(Stored entries)
++++++++

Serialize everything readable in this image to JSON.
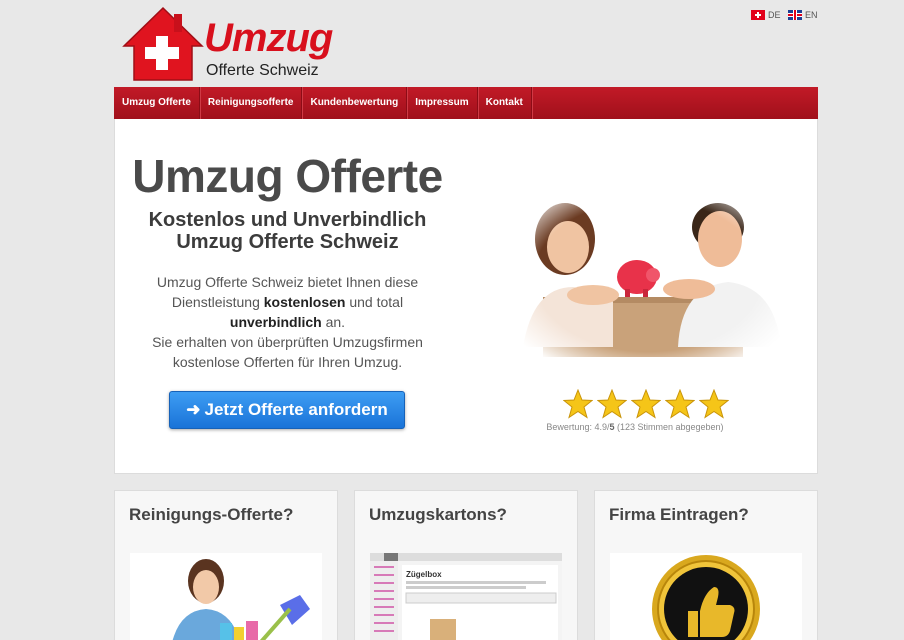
{
  "brand": {
    "name": "Umzug",
    "tagline": "Offerte Schweiz"
  },
  "languages": [
    {
      "code": "DE",
      "flag": "swiss-flag-icon"
    },
    {
      "code": "EN",
      "flag": "uk-flag-icon"
    }
  ],
  "nav": {
    "items": [
      "Umzug Offerte",
      "Reinigungsofferte",
      "Kundenbewertung",
      "Impressum",
      "Kontakt"
    ]
  },
  "hero": {
    "title": "Umzug Offerte",
    "subtitle_line1": "Kostenlos und Unverbindlich",
    "subtitle_line2": "Umzug Offerte Schweiz",
    "text_part1": "Umzug Offerte Schweiz bietet Ihnen diese Dienstleistung ",
    "text_bold1": "kostenlosen",
    "text_part2": " und total ",
    "text_bold2": "unverbindlich",
    "text_part3": " an.",
    "text_line2": "Sie erhalten von überprüften Umzugsfirmen kostenlose Offerten für Ihren Umzug.",
    "cta_arrow": "➜",
    "cta_label": "Jetzt Offerte anfordern"
  },
  "rating": {
    "stars": 5,
    "label_prefix": "Bewertung: 4.9/",
    "label_max": "5",
    "label_suffix": " (123 Stimmen abgegeben)"
  },
  "cards": [
    {
      "title": "Reinigungs-Offerte?",
      "image": "cleaning-woman-image"
    },
    {
      "title": "Umzugskartons?",
      "image": "zuegelbox-screenshot-image",
      "image_caption": "Zügelbox"
    },
    {
      "title": "Firma Eintragen?",
      "image": "thumbs-up-medal-image"
    }
  ],
  "colors": {
    "brand_red": "#d8101d",
    "nav_red": "#b01420",
    "cta_blue": "#2a86e6",
    "star_gold": "#f5c518"
  }
}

++++++++

Goal of the exercise: The pictures in the entries should be left out; output everything else exactly.

Right answer:
Serialize everything readable in this image to JSON.
{
  "brand": {
    "name": "Umzug",
    "tagline": "Offerte Schweiz"
  },
  "languages": [
    {
      "code": "DE",
      "flag": "swiss-flag-icon"
    },
    {
      "code": "EN",
      "flag": "uk-flag-icon"
    }
  ],
  "nav": {
    "items": [
      "Umzug Offerte",
      "Reinigungsofferte",
      "Kundenbewertung",
      "Impressum",
      "Kontakt"
    ]
  },
  "hero": {
    "title": "Umzug Offerte",
    "subtitle_line1": "Kostenlos und Unverbindlich",
    "subtitle_line2": "Umzug Offerte Schweiz",
    "text_part1": "Umzug Offerte Schweiz bietet Ihnen diese Dienstleistung ",
    "text_bold1": "kostenlosen",
    "text_part2": " und total ",
    "text_bold2": "unverbindlich",
    "text_part3": " an.",
    "text_line2": "Sie erhalten von überprüften Umzugsfirmen kostenlose Offerten für Ihren Umzug.",
    "cta_arrow": "➜",
    "cta_label": "Jetzt Offerte anfordern"
  },
  "rating": {
    "stars": 5,
    "label_prefix": "Bewertung: 4.9/",
    "label_max": "5",
    "label_suffix": " (123 Stimmen abgegeben)"
  },
  "cards": [
    {
      "title": "Reinigungs-Offerte?",
      "image": "cleaning-woman-image"
    },
    {
      "title": "Umzugskartons?",
      "image": "zuegelbox-screenshot-image",
      "image_caption": "Zügelbox"
    },
    {
      "title": "Firma Eintragen?",
      "image": "thumbs-up-medal-image"
    }
  ],
  "colors": {
    "brand_red": "#d8101d",
    "nav_red": "#b01420",
    "cta_blue": "#2a86e6",
    "star_gold": "#f5c518"
  }
}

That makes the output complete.